───── DATA LINES

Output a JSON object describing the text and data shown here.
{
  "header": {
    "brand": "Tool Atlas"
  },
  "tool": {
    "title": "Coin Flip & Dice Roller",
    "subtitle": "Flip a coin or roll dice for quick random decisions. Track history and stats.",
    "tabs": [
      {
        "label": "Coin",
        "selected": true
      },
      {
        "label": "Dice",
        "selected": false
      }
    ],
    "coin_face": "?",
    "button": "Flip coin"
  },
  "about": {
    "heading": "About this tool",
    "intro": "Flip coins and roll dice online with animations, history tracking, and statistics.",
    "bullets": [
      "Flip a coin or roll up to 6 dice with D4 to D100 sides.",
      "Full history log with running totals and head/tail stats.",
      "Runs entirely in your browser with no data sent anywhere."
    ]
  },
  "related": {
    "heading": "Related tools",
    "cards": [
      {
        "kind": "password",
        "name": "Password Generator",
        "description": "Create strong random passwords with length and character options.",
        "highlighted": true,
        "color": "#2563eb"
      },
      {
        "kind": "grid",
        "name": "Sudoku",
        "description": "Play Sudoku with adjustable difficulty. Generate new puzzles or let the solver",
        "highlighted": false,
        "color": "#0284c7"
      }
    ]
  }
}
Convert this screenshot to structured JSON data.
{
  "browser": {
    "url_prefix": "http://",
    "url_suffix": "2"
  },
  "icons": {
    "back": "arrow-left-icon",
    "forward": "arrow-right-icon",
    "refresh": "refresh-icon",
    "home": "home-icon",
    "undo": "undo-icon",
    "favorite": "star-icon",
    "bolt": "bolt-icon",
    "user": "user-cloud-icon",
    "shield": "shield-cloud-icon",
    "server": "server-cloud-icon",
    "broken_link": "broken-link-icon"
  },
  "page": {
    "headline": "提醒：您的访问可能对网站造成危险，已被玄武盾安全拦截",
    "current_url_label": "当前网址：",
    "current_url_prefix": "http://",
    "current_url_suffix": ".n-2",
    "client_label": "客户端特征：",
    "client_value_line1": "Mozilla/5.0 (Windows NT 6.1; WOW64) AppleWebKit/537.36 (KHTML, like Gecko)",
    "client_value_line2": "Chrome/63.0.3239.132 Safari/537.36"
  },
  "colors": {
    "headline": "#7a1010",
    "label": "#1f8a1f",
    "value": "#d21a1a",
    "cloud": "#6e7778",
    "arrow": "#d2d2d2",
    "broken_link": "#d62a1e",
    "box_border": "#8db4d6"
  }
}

──────────

Produce an exact copy of all the records.

Output a JSON object describing the text and data shown here.
{
  "header": {
    "brand": "Tool Atlas"
  },
  "tool": {
    "title": "Coin Flip & Dice Roller",
    "subtitle": "Flip a coin or roll dice for quick random decisions. Track history and stats.",
    "tabs": [
      {
        "label": "Coin",
        "selected": true
      },
      {
        "label": "Dice",
        "selected": false
      }
    ],
    "coin_face": "?",
    "button": "Flip coin"
  },
  "about": {
    "heading": "About this tool",
    "intro": "Flip coins and roll dice online with animations, history tracking, and statistics.",
    "bullets": [
      "Flip a coin or roll up to 6 dice with D4 to D100 sides.",
      "Full history log with running totals and head/tail stats.",
      "Runs entirely in your browser with no data sent anywhere."
    ]
  },
  "related": {
    "heading": "Related tools",
    "cards": [
      {
        "kind": "password",
        "name": "Password Generator",
        "description": "Create strong random passwords with length and character options.",
        "highlighted": true,
        "color": "#2563eb"
      },
      {
        "kind": "grid",
        "name": "Sudoku",
        "description": "Play Sudoku with adjustable difficulty. Generate new puzzles or let the solver",
        "highlighted": false,
        "color": "#0284c7"
      }
    ]
  }
}
Convert this screenshot to structured JSON data.
{
  "browser": {
    "url_prefix": "http://",
    "url_suffix": "2"
  },
  "icons": {
    "back": "arrow-left-icon",
    "forward": "arrow-right-icon",
    "refresh": "refresh-icon",
    "home": "home-icon",
    "undo": "undo-icon",
    "favorite": "star-icon",
    "bolt": "bolt-icon",
    "user": "user-cloud-icon",
    "shield": "shield-cloud-icon",
    "server": "server-cloud-icon",
    "broken_link": "broken-link-icon"
  },
  "page": {
    "headline": "提醒：您的访问可能对网站造成危险，已被玄武盾安全拦截",
    "current_url_label": "当前网址：",
    "current_url_prefix": "http://",
    "current_url_suffix": ".n-2",
    "client_label": "客户端特征：",
    "client_value_line1": "Mozilla/5.0 (Windows NT 6.1; WOW64) AppleWebKit/537.36 (KHTML, like Gecko)",
    "client_value_line2": "Chrome/63.0.3239.132 Safari/537.36"
  },
  "colors": {
    "headline": "#7a1010",
    "label": "#1f8a1f",
    "value": "#d21a1a",
    "cloud": "#6e7778",
    "arrow": "#d2d2d2",
    "broken_link": "#d62a1e",
    "box_border": "#8db4d6"
  }
}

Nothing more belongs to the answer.